Written instruction
Take the records underneath and set them down exactly.

Rows from a dataset
>>>

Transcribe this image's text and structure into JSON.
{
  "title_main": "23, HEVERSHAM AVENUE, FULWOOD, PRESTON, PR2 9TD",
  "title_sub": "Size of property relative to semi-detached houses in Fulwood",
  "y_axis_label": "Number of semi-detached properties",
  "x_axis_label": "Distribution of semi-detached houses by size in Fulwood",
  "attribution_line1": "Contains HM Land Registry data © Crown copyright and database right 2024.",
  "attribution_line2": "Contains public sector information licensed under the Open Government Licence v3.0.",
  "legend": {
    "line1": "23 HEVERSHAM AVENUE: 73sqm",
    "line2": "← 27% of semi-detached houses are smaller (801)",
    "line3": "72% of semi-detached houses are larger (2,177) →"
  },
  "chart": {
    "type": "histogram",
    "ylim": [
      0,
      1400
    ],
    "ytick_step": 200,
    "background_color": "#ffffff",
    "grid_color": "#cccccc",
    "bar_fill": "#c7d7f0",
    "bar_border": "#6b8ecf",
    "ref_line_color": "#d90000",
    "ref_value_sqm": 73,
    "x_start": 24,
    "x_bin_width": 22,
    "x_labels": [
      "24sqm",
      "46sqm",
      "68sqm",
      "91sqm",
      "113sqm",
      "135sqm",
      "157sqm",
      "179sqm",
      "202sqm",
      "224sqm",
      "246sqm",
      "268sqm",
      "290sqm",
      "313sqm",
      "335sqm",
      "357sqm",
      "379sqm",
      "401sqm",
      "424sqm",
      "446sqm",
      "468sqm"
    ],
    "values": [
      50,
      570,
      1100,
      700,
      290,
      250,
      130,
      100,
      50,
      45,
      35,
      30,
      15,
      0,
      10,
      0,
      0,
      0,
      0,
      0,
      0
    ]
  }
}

<<<

Exercise solution
Transcribe this image's text and structure into JSON.
{
  "title_main": "23, HEVERSHAM AVENUE, FULWOOD, PRESTON, PR2 9TD",
  "title_sub": "Size of property relative to semi-detached houses in Fulwood",
  "y_axis_label": "Number of semi-detached properties",
  "x_axis_label": "Distribution of semi-detached houses by size in Fulwood",
  "attribution_line1": "Contains HM Land Registry data © Crown copyright and database right 2024.",
  "attribution_line2": "Contains public sector information licensed under the Open Government Licence v3.0.",
  "legend": {
    "line1": "23 HEVERSHAM AVENUE: 73sqm",
    "line2": "← 27% of semi-detached houses are smaller (801)",
    "line3": "72% of semi-detached houses are larger (2,177) →"
  },
  "chart": {
    "type": "histogram",
    "ylim": [
      0,
      1400
    ],
    "ytick_step": 200,
    "background_color": "#ffffff",
    "grid_color": "#cccccc",
    "bar_fill": "#c7d7f0",
    "bar_border": "#6b8ecf",
    "ref_line_color": "#d90000",
    "ref_value_sqm": 73,
    "x_start": 24,
    "x_bin_width": 22,
    "x_labels": [
      "24sqm",
      "46sqm",
      "68sqm",
      "91sqm",
      "113sqm",
      "135sqm",
      "157sqm",
      "179sqm",
      "202sqm",
      "224sqm",
      "246sqm",
      "268sqm",
      "290sqm",
      "313sqm",
      "335sqm",
      "357sqm",
      "379sqm",
      "401sqm",
      "424sqm",
      "446sqm",
      "468sqm"
    ],
    "values": [
      50,
      570,
      1100,
      700,
      290,
      250,
      130,
      100,
      50,
      45,
      35,
      30,
      15,
      0,
      10,
      0,
      0,
      0,
      0,
      0,
      0
    ]
  }
}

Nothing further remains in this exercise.